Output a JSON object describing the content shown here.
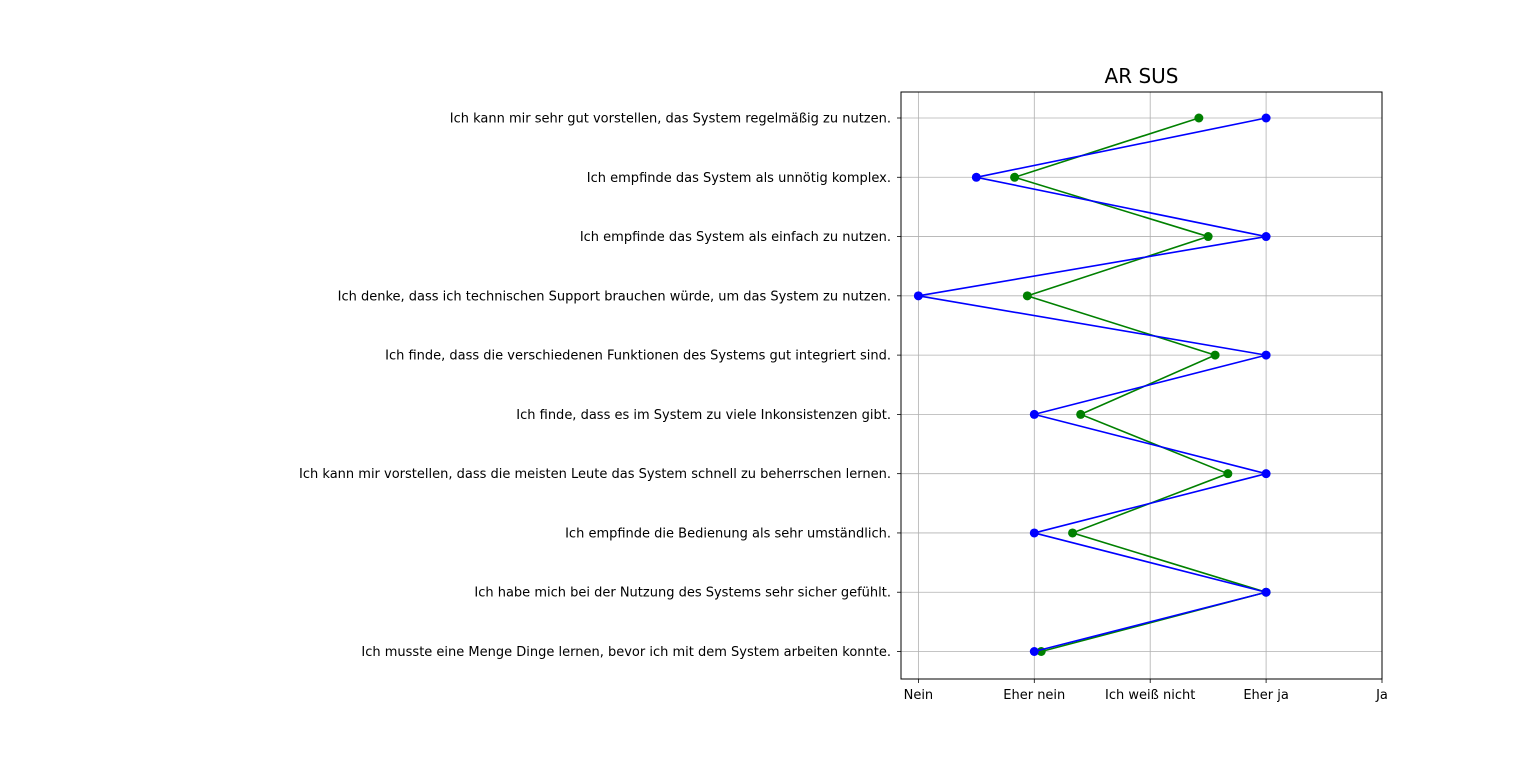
{
  "chart_data": {
    "type": "line",
    "title": "AR SUS",
    "xlabel": "",
    "ylabel": "",
    "x_ticks": [
      "Nein",
      "Eher nein",
      "Ich weiß nicht",
      "Eher ja",
      "Ja"
    ],
    "x_tick_values": [
      1,
      2,
      3,
      4,
      5
    ],
    "xlim": [
      0.85,
      5.0
    ],
    "grid": true,
    "legend": "none",
    "categories": [
      "Ich kann mir sehr gut vorstellen, das System regelmäßig zu nutzen.",
      "Ich empfinde das System als unnötig komplex.",
      "Ich empfinde das System als einfach zu nutzen.",
      "Ich denke, dass ich technischen Support brauchen würde, um das System zu nutzen.",
      "Ich finde, dass die verschiedenen Funktionen des Systems gut integriert sind.",
      "Ich finde, dass es im System zu viele Inkonsistenzen gibt.",
      "Ich kann mir vorstellen, dass die meisten Leute das System schnell zu beherrschen lernen.",
      "Ich empfinde die Bedienung als sehr umständlich.",
      "Ich habe mich bei der Nutzung des Systems sehr sicher gefühlt.",
      "Ich musste eine Menge Dinge lernen, bevor ich mit dem System arbeiten konnte."
    ],
    "series": [
      {
        "color": "#008000",
        "values": [
          3.42,
          1.83,
          3.5,
          1.94,
          3.56,
          2.4,
          3.67,
          2.33,
          4.0,
          2.06
        ]
      },
      {
        "color": "#0000ff",
        "values": [
          4.0,
          1.5,
          4.0,
          1.0,
          4.0,
          2.0,
          4.0,
          2.0,
          4.0,
          2.0
        ]
      }
    ]
  }
}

■ ■ ■ ■ ■

* **Task requirements**:
Copy every line in the entries above that has the string "vorstellen" in it.

* **Task result**:
      "Ich kann mir sehr gut vorstellen, das System regelmäßig zu nutzen.",
      "Ich kann mir vorstellen, dass die meisten Leute das System schnell zu beherrschen lernen.",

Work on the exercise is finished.